**INSTRUCTIONS FOR THE TASK:** Note how many lines in the entries contain the string "ومات", then give that number and nothing else.

----

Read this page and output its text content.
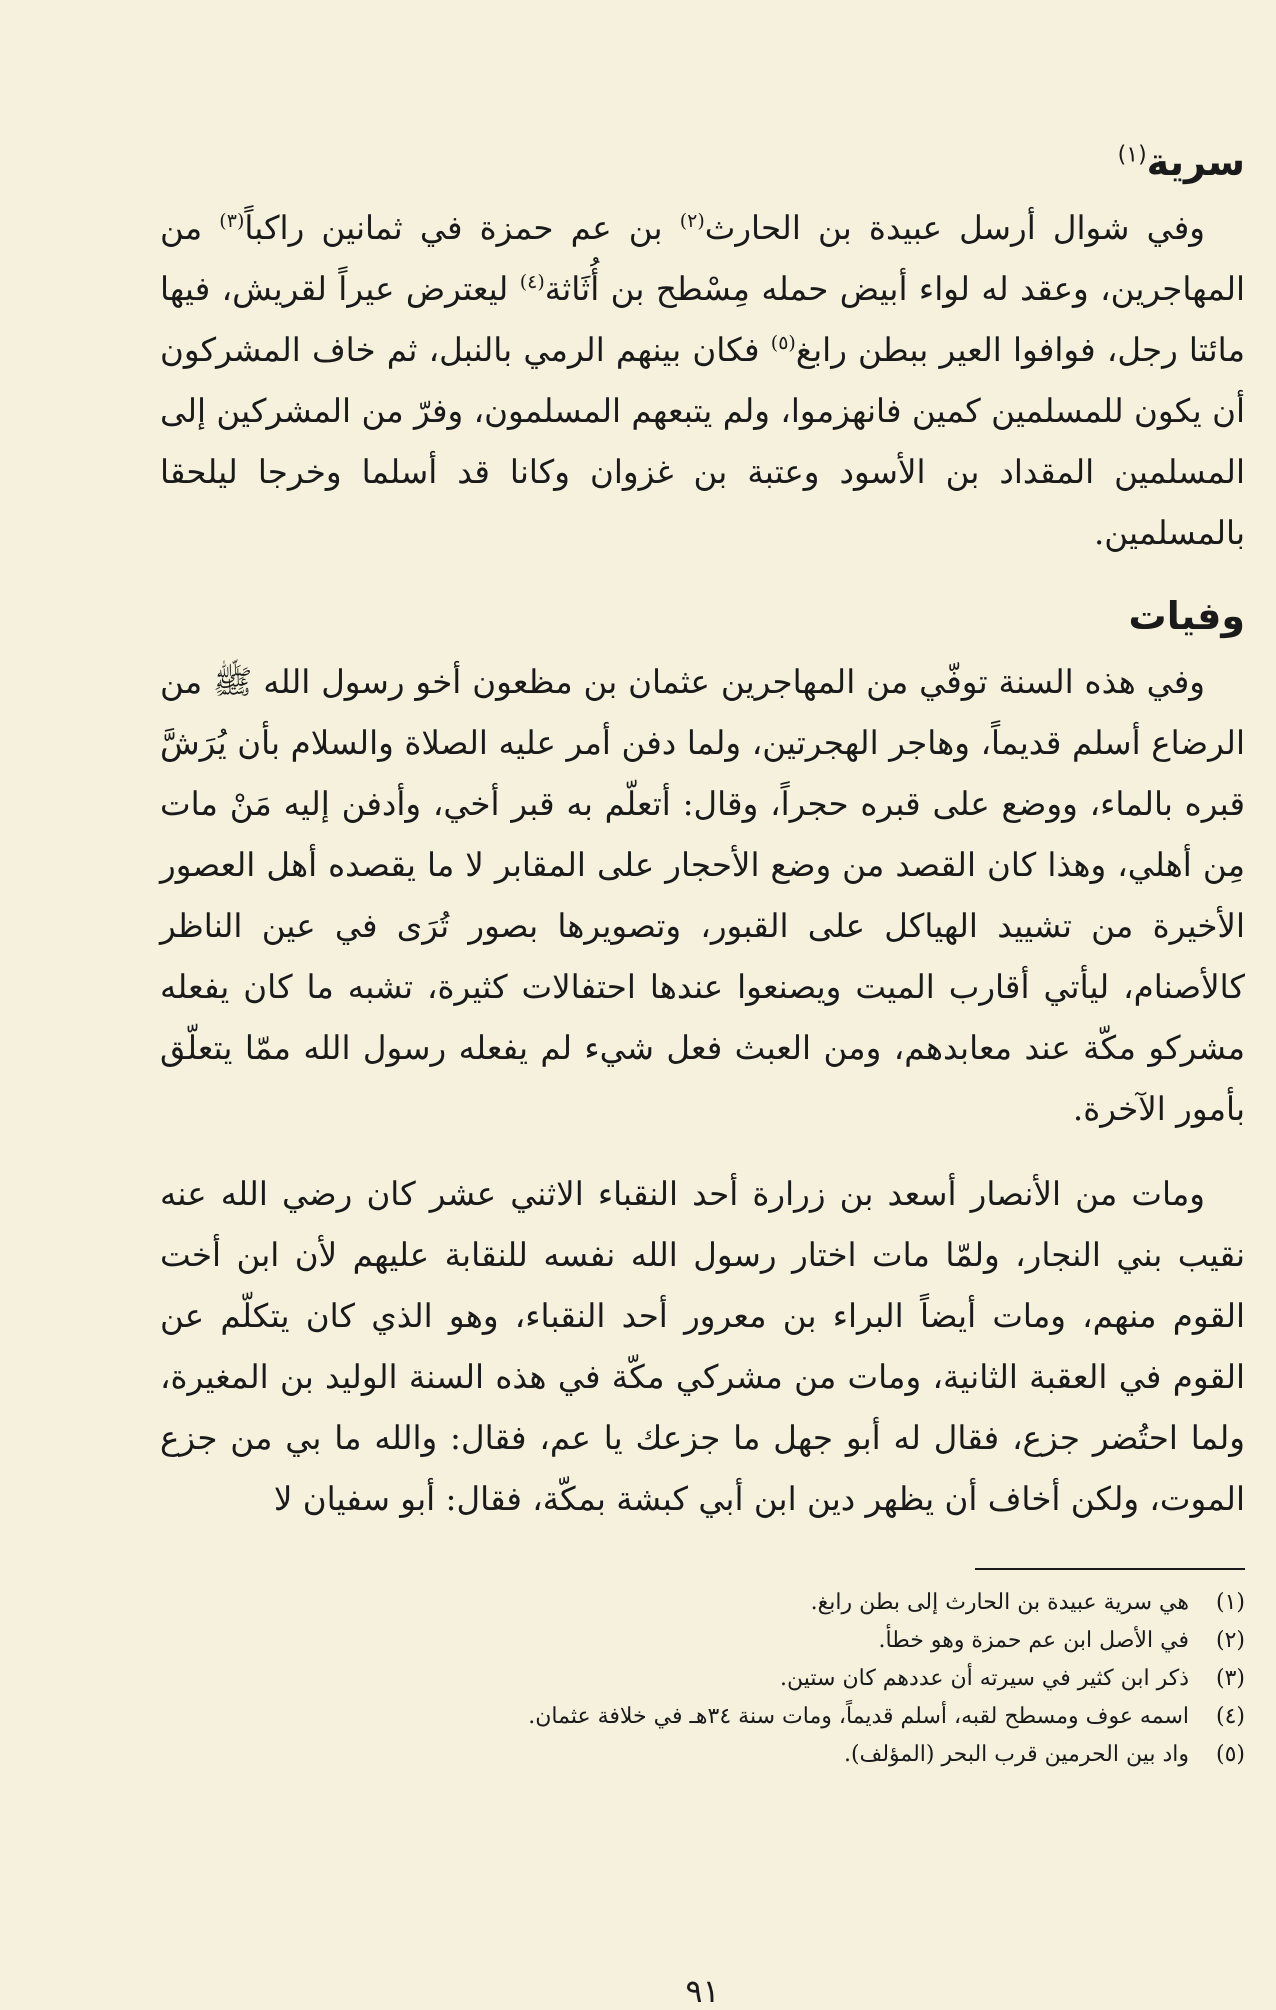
سرية$^{(١)}$

وفي شوال أرسل عبيدة بن الحارث$^{(٢)}$ بن عم حمزة في ثمانين راكباً$^{(٣)}$ من المهاجرين، وعقد له لواء أبيض حمله مِسْطح بن أُثَاثة$^{(٤)}$ ليعترض عيراً لقريش، فيها مائتا رجل، فوافوا العير ببطن رابغ$^{(٥)}$ فكان بينهم الرمي بالنبل، ثم خاف المشركون أن يكون للمسلمين كمين فانهزموا، ولم يتبعهم المسلمون، وفرّ من المشركين إلى المسلمين المقداد بن الأسود وعتبة بن غزوان وكانا قد أسلما وخرجا ليلحقا بالمسلمين.

وفيات

وفي هذه السنة توفّي من المهاجرين عثمان بن مظعون أخو رسول الله ﷺ من الرضاع أسلم قديماً، وهاجر الهجرتين، ولما دفن أمر عليه الصلاة والسلام بأن يُرَشَّ قبره بالماء، ووضع على قبره حجراً، وقال: أتعلّم به قبر أخي، وأدفن إليه مَنْ مات مِن أهلي، وهذا كان القصد من وضع الأحجار على المقابر لا ما يقصده أهل العصور الأخيرة من تشييد الهياكل على القبور، وتصويرها بصور تُرَى في عين الناظر كالأصنام، ليأتي أقارب الميت ويصنعوا عندها احتفالات كثيرة، تشبه ما كان يفعله مشركو مكّة عند معابدهم، ومن العبث فعل شيء لم يفعله رسول الله ممّا يتعلّق بأمور الآخرة.

ومات من الأنصار أسعد بن زرارة أحد النقباء الاثني عشر كان رضي الله عنه نقيب بني النجار، ولمّا مات اختار رسول الله نفسه للنقابة عليهم لأن ابن أخت القوم منهم، ومات أيضاً البراء بن معرور أحد النقباء، وهو الذي كان يتكلّم عن القوم في العقبة الثانية، ومات من مشركي مكّة في هذه السنة الوليد بن المغيرة، ولما احتُضر جزع، فقال له أبو جهل ما جزعك يا عم، فقال: والله ما بي من جزع الموت، ولكن أخاف أن يظهر دين ابن أبي كبشة بمكّة، فقال: أبو سفيان لا

(١)
هي سرية عبيدة بن الحارث إلى بطن رابغ.
(٢)
في الأصل ابن عم حمزة وهو خطأ.
(٣)
ذكر ابن كثير في سيرته أن عددهم كان ستين.
(٤)
اسمه عوف ومسطح لقبه، أسلم قديماً، ومات سنة ٣٤هـ في خلافة عثمان.
(٥)
واد بين الحرمين قرب البحر (المؤلف).
٩١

----

**WRITTEN RESPONSE:** 2